**PAGE TEXT**
--------
By AltG Research On Behalf Of Poornima Vardhan and Taponeel Mukherjee
First Byjus and now The PharmEasy Saga. The last two weeks have seen a dramatic climax for the biggest unicorns in the country. The media has been abuzz with the news of a 90% down round of API Holdings Limited - the holding company for Pharmeasy - India's largest online pharmacy. PharmEasy plans to raise around Rs 2,400 crore through a rights issue at a 90% discount to its peak stock price to repay its loan from Goldman Sachs. As per Industry sources, Billionaire Ranjan Pai's family office is offering to buy 18% for INR 1000 crores along with other private equity firms TPG and Temasek.
However, The silver lining of being India's largest healthcare pharmacy is still true. The key trends of increasing per capita income, digitisation and a significant increase in chronic and lifestyle diseases in India all add up to the high growth of the healthcare industry. As per Pharmeasys's DRHP, The Target Addressable Market (TAM) is expected to be ~₹ 7.5 trillion (~US$100 billion) in 2025, which includes the pharma, diagnostics, OTC, consultation and hospital supplies segments of the Indian healthcare market growing at 14% CAGR.
Warren Buffett once said it is wise for investors to be "fearful when others are greedy, and greedy when others are fearful." And this cannot be more true for PharmEasy today. As we delve into the details, it is essential to acknowledge the massive under-valuation at the rumoured Rs 6,000 Crore valuation. PharmEasy represents an extraordinary investment opportunity at this price, with its "Sum of Parts" far exceeding the current valuation. This situation can be aptly described as "Thyrocare For Nothing, And The Rest Of PharmEasy For Free."
--------
**RECORDS**
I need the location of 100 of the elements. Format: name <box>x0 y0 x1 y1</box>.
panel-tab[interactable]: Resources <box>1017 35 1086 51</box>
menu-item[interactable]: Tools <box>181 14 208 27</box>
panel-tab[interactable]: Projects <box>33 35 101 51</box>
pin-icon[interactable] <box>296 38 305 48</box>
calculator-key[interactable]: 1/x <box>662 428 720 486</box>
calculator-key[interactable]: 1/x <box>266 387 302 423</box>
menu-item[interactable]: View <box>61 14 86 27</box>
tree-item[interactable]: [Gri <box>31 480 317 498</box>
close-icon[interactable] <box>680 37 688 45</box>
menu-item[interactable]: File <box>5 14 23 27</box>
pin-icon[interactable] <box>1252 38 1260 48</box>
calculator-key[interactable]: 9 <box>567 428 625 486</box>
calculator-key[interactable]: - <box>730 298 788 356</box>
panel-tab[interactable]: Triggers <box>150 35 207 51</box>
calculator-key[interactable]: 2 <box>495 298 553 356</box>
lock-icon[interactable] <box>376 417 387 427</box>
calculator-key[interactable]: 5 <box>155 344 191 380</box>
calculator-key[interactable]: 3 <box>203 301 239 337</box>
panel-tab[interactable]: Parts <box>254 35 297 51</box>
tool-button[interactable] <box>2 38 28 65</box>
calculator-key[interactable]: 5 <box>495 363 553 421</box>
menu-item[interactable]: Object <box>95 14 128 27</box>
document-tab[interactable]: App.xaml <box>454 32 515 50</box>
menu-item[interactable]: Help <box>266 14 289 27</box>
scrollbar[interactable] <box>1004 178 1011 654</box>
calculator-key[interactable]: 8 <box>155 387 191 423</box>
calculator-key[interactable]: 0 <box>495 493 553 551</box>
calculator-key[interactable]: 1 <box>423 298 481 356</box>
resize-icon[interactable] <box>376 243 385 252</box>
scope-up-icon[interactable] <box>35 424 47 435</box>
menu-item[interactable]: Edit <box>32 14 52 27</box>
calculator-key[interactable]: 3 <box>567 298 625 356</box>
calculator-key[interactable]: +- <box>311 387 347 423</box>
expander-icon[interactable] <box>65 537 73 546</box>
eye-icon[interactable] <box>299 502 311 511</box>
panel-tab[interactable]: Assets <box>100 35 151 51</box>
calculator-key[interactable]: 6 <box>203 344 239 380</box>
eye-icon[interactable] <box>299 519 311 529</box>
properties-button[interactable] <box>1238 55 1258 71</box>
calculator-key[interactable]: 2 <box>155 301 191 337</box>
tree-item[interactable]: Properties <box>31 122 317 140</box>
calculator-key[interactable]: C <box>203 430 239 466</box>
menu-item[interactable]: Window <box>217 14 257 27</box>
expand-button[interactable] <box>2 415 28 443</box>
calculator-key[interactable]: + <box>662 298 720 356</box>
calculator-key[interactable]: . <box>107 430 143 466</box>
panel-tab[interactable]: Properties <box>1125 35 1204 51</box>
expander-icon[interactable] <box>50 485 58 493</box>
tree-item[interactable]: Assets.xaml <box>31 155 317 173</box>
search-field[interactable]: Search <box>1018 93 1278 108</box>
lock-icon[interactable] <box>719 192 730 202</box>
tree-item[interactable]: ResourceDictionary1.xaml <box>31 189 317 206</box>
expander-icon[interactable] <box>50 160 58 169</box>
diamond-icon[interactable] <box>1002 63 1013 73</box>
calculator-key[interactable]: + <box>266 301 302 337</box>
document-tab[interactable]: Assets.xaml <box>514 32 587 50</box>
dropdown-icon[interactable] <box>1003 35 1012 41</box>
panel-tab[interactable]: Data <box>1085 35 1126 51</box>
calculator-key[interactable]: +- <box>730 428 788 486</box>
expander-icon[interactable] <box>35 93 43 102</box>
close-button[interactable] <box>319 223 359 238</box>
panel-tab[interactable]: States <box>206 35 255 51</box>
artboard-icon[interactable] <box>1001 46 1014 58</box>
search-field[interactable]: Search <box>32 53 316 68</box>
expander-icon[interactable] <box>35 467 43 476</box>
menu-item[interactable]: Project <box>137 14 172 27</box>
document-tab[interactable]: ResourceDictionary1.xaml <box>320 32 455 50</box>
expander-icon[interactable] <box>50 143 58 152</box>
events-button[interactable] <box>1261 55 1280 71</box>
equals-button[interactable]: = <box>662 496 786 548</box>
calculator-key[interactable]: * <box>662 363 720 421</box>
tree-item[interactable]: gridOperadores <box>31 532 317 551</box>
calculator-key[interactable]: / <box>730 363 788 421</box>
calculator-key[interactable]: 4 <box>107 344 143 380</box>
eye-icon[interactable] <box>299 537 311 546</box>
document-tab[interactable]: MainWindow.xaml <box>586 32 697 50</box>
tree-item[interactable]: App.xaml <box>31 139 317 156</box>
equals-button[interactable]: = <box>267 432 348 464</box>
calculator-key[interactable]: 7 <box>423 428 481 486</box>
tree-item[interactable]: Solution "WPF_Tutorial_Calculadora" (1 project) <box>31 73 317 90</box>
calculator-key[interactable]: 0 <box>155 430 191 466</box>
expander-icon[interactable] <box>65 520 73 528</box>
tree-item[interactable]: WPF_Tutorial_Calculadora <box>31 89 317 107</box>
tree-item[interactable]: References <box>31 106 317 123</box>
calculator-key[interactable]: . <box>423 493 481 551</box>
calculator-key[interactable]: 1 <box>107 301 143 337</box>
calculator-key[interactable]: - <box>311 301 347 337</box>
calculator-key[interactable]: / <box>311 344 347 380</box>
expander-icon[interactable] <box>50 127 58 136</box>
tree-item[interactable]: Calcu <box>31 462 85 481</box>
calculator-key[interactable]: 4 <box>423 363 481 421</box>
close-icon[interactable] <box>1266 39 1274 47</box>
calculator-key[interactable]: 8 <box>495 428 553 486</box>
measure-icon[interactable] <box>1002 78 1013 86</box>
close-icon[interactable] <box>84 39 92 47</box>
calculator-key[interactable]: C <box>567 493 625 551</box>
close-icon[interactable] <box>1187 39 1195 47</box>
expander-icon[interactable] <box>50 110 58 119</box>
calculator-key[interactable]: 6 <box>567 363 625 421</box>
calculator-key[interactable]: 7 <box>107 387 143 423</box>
--------
**PROMPT 1**
According to the PharmEasy article, how much does PharmEasy plan to raise through its rights issue?
**PROMPT 2**
Repeat the stretch of the PharmEasy article from "However, The silver" through "at 14% CAGR.".

**ANSWER SECTION 1**
Around Rs 2,400 crore.

**ANSWER SECTION 2**
However, The silver lining of being India's largest healthcare pharmacy is still true. The key trends of increasing per capita income, digitisation and a significant increase in chronic and lifestyle diseases in India all add up to the high growth of the healthcare industry. As per Pharmeasys's DRHP, The Target Addressable Market (TAM) is expected to be ~₹ 7.5 trillion (~US$100 billion) in 2025, which includes the pharma, diagnostics, OTC, consultation and hospital supplies segments of the Indian healthcare market growing at 14% CAGR.